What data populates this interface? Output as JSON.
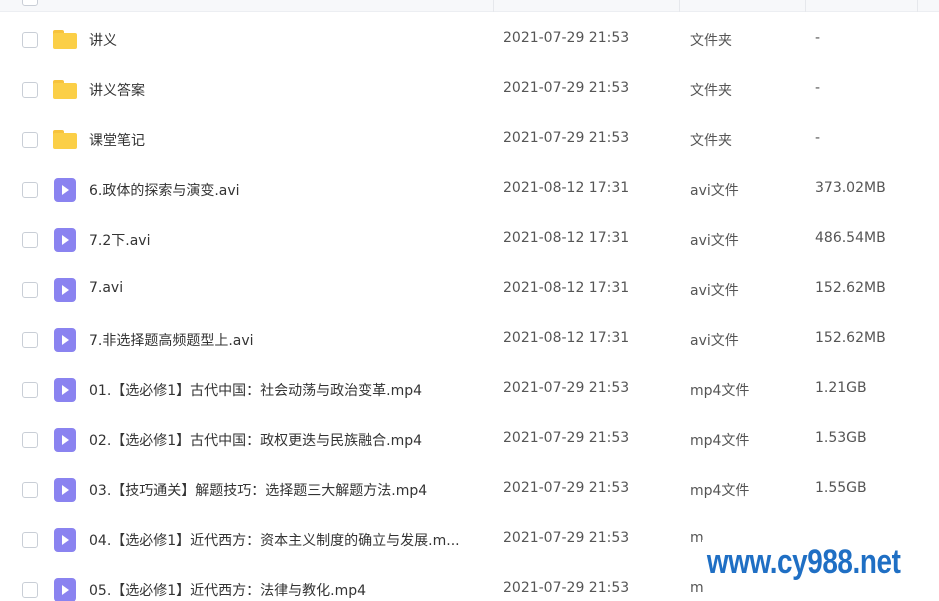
{
  "files": [
    {
      "name": "讲义",
      "time": "2021-07-29 21:53",
      "type": "文件夹",
      "size": "-",
      "icon": "folder-icon"
    },
    {
      "name": "讲义答案",
      "time": "2021-07-29 21:53",
      "type": "文件夹",
      "size": "-",
      "icon": "folder-icon"
    },
    {
      "name": "课堂笔记",
      "time": "2021-07-29 21:53",
      "type": "文件夹",
      "size": "-",
      "icon": "folder-icon"
    },
    {
      "name": "6.政体的探索与演变.avi",
      "time": "2021-08-12 17:31",
      "type": "avi文件",
      "size": "373.02MB",
      "icon": "video-file-icon"
    },
    {
      "name": "7.2下.avi",
      "time": "2021-08-12 17:31",
      "type": "avi文件",
      "size": "486.54MB",
      "icon": "video-file-icon"
    },
    {
      "name": "7.avi",
      "time": "2021-08-12 17:31",
      "type": "avi文件",
      "size": "152.62MB",
      "icon": "video-file-icon"
    },
    {
      "name": "7.非选择题高频题型上.avi",
      "time": "2021-08-12 17:31",
      "type": "avi文件",
      "size": "152.62MB",
      "icon": "video-file-icon"
    },
    {
      "name": "01.【选必修1】古代中国：社会动荡与政治变革.mp4",
      "time": "2021-07-29 21:53",
      "type": "mp4文件",
      "size": "1.21GB",
      "icon": "video-file-icon"
    },
    {
      "name": "02.【选必修1】古代中国：政权更迭与民族融合.mp4",
      "time": "2021-07-29 21:53",
      "type": "mp4文件",
      "size": "1.53GB",
      "icon": "video-file-icon"
    },
    {
      "name": "03.【技巧通关】解题技巧：选择题三大解题方法.mp4",
      "time": "2021-07-29 21:53",
      "type": "mp4文件",
      "size": "1.55GB",
      "icon": "video-file-icon"
    },
    {
      "name": "04.【选必修1】近代西方：资本主义制度的确立与发展.m...",
      "time": "2021-07-29 21:53",
      "type": "m",
      "size": "",
      "icon": "video-file-icon"
    },
    {
      "name": "05.【选必修1】近代西方：法律与教化.mp4",
      "time": "2021-07-29 21:53",
      "type": "m",
      "size": "",
      "icon": "video-file-icon"
    }
  ],
  "watermark": {
    "text": "www.cy988.net",
    "color": "#1f6fc4"
  },
  "colors": {
    "folder": "#fbcf47",
    "video": "#8a83f0"
  }
}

##############################

● Exercise directions: Wherever the string "近代西方" appears in the entries above, list that line.

● Result of this exercise:
      "name": "04.【选必修1】近代西方：资本主义制度的确立与发展.m...",
      "name": "05.【选必修1】近代西方：法律与教化.mp4",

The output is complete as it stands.